BEGIN Entries shown

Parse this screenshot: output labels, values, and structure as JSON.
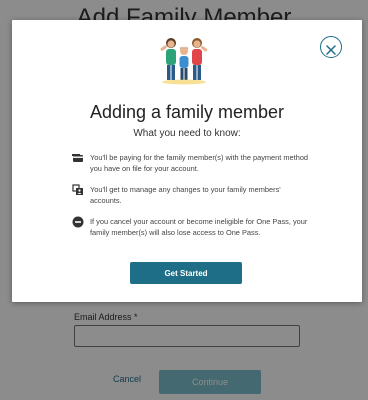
{
  "background": {
    "title": "Add Family Member",
    "email_label": "Email Address *",
    "cancel_label": "Cancel",
    "continue_label": "Continue"
  },
  "modal": {
    "title": "Adding a family member",
    "subtitle": "What you need to know:",
    "items": [
      {
        "icon": "credit-card-icon",
        "text": "You'll be paying for the family member(s) with the payment method you have on file for your account."
      },
      {
        "icon": "manage-accounts-icon",
        "text": "You'll get to manage any changes to your family members' accounts."
      },
      {
        "icon": "minus-circle-icon",
        "text": "If you cancel your account or become ineligible for One Pass, your family member(s) will also lose access to One Pass."
      }
    ],
    "button_label": "Get Started",
    "close_icon": "close-icon"
  },
  "colors": {
    "accent": "#1d6e86",
    "overlay": "rgba(0,0,0,0.45)",
    "continue_disabled": "#7fbfcd"
  }
}
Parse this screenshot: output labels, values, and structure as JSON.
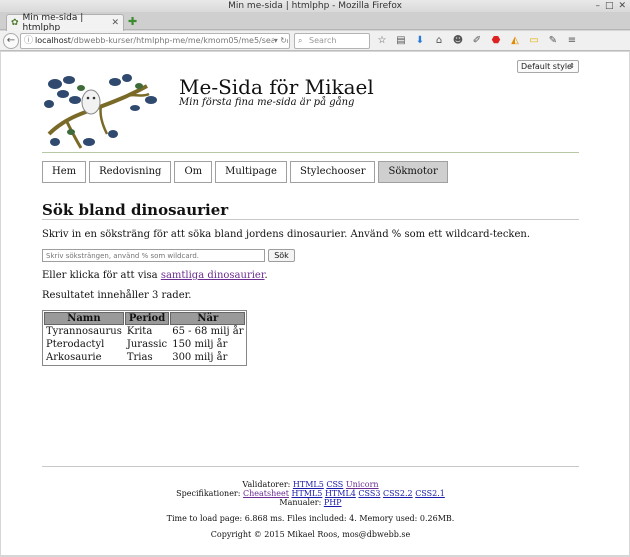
{
  "window": {
    "title": "Min me-sida | htmlphp - Mozilla Firefox"
  },
  "tab": {
    "label": "Min me-sida | htmlphp"
  },
  "url": {
    "host": "localhost",
    "path": "/dbwebb-kurser/htmlphp-me/me/kmom05/me5/search.ph"
  },
  "search": {
    "placeholder": "Search"
  },
  "style_switcher": {
    "value": "Default style"
  },
  "site": {
    "title": "Me-Sida för Mikael",
    "slogan": "Min första fina me-sida är på gång"
  },
  "navigation": [
    {
      "label": "Hem"
    },
    {
      "label": "Redovisning"
    },
    {
      "label": "Om"
    },
    {
      "label": "Multipage"
    },
    {
      "label": "Stylechooser"
    },
    {
      "label": "Sökmotor",
      "active": true
    }
  ],
  "main": {
    "heading": "Sök bland dinosaurier",
    "intro": "Skriv in en söksträng för att söka bland jordens dinosaurier. Använd % som ett wildcard-tecken.",
    "search_placeholder": "Skriv söksträngen, använd % som wildcard.",
    "search_button": "Sök",
    "show_all_prefix": "Eller klicka för att visa ",
    "show_all_link": "samtliga dinosaurier",
    "show_all_suffix": ".",
    "result_text": "Resultatet innehåller 3 rader."
  },
  "table": {
    "headers": [
      "Namn",
      "Period",
      "När"
    ],
    "rows": [
      [
        "Tyrannosaurus",
        "Krita",
        "65 - 68 milj år"
      ],
      [
        "Pterodactyl",
        "Jurassic",
        "150 milj år"
      ],
      [
        "Arkosaurie",
        "Trias",
        "300 milj år"
      ]
    ]
  },
  "footer": {
    "validators_label": "Validatorer: ",
    "validators": [
      "HTML5",
      "CSS",
      "Unicorn"
    ],
    "specs_label": "Specifikationer: ",
    "specs": [
      "Cheatsheet",
      "HTML5",
      "HTML4",
      "CSS3",
      "CSS2.2",
      "CSS2.1"
    ],
    "manuals_label": "Manualer: ",
    "manuals": [
      "PHP"
    ],
    "load_info": "Time to load page: 6.868 ms. Files included: 4. Memory used: 0.26MB.",
    "copyright": "Copyright © 2015 Mikael Roos, mos@dbwebb.se"
  },
  "colors": {
    "link": "#1a1aa6",
    "visited_link": "#6b2c91",
    "active_nav": "#cfcfcf",
    "table_header": "#9a9a9a"
  }
}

END Entries shown

Task to carry out
Quote the listing above in full, except for the pictures.

Written solution
Parse this screenshot: output labels, values, and structure as JSON.
{
  "background": {
    "title": "Add Family Member",
    "email_label": "Email Address *",
    "cancel_label": "Cancel",
    "continue_label": "Continue"
  },
  "modal": {
    "title": "Adding a family member",
    "subtitle": "What you need to know:",
    "items": [
      {
        "icon": "credit-card-icon",
        "text": "You'll be paying for the family member(s) with the payment method you have on file for your account."
      },
      {
        "icon": "manage-accounts-icon",
        "text": "You'll get to manage any changes to your family members' accounts."
      },
      {
        "icon": "minus-circle-icon",
        "text": "If you cancel your account or become ineligible for One Pass, your family member(s) will also lose access to One Pass."
      }
    ],
    "button_label": "Get Started",
    "close_icon": "close-icon"
  },
  "colors": {
    "accent": "#1d6e86",
    "overlay": "rgba(0,0,0,0.45)",
    "continue_disabled": "#7fbfcd"
  }
}
Parse this screenshot: output labels, values, and structure as JSON.
{
  "window": {
    "title": "Min me-sida | htmlphp - Mozilla Firefox"
  },
  "tab": {
    "label": "Min me-sida | htmlphp"
  },
  "url": {
    "host": "localhost",
    "path": "/dbwebb-kurser/htmlphp-me/me/kmom05/me5/search.ph"
  },
  "search": {
    "placeholder": "Search"
  },
  "style_switcher": {
    "value": "Default style"
  },
  "site": {
    "title": "Me-Sida för Mikael",
    "slogan": "Min första fina me-sida är på gång"
  },
  "navigation": [
    {
      "label": "Hem"
    },
    {
      "label": "Redovisning"
    },
    {
      "label": "Om"
    },
    {
      "label": "Multipage"
    },
    {
      "label": "Stylechooser"
    },
    {
      "label": "Sökmotor",
      "active": true
    }
  ],
  "main": {
    "heading": "Sök bland dinosaurier",
    "intro": "Skriv in en söksträng för att söka bland jordens dinosaurier. Använd % som ett wildcard-tecken.",
    "search_placeholder": "Skriv söksträngen, använd % som wildcard.",
    "search_button": "Sök",
    "show_all_prefix": "Eller klicka för att visa ",
    "show_all_link": "samtliga dinosaurier",
    "show_all_suffix": ".",
    "result_text": "Resultatet innehåller 3 rader."
  },
  "table": {
    "headers": [
      "Namn",
      "Period",
      "När"
    ],
    "rows": [
      [
        "Tyrannosaurus",
        "Krita",
        "65 - 68 milj år"
      ],
      [
        "Pterodactyl",
        "Jurassic",
        "150 milj år"
      ],
      [
        "Arkosaurie",
        "Trias",
        "300 milj år"
      ]
    ]
  },
  "footer": {
    "validators_label": "Validatorer: ",
    "validators": [
      "HTML5",
      "CSS",
      "Unicorn"
    ],
    "specs_label": "Specifikationer: ",
    "specs": [
      "Cheatsheet",
      "HTML5",
      "HTML4",
      "CSS3",
      "CSS2.2",
      "CSS2.1"
    ],
    "manuals_label": "Manualer: ",
    "manuals": [
      "PHP"
    ],
    "load_info": "Time to load page: 6.868 ms. Files included: 4. Memory used: 0.26MB.",
    "copyright": "Copyright © 2015 Mikael Roos, mos@dbwebb.se"
  },
  "colors": {
    "link": "#1a1aa6",
    "visited_link": "#6b2c91",
    "active_nav": "#cfcfcf",
    "table_header": "#9a9a9a"
  }
}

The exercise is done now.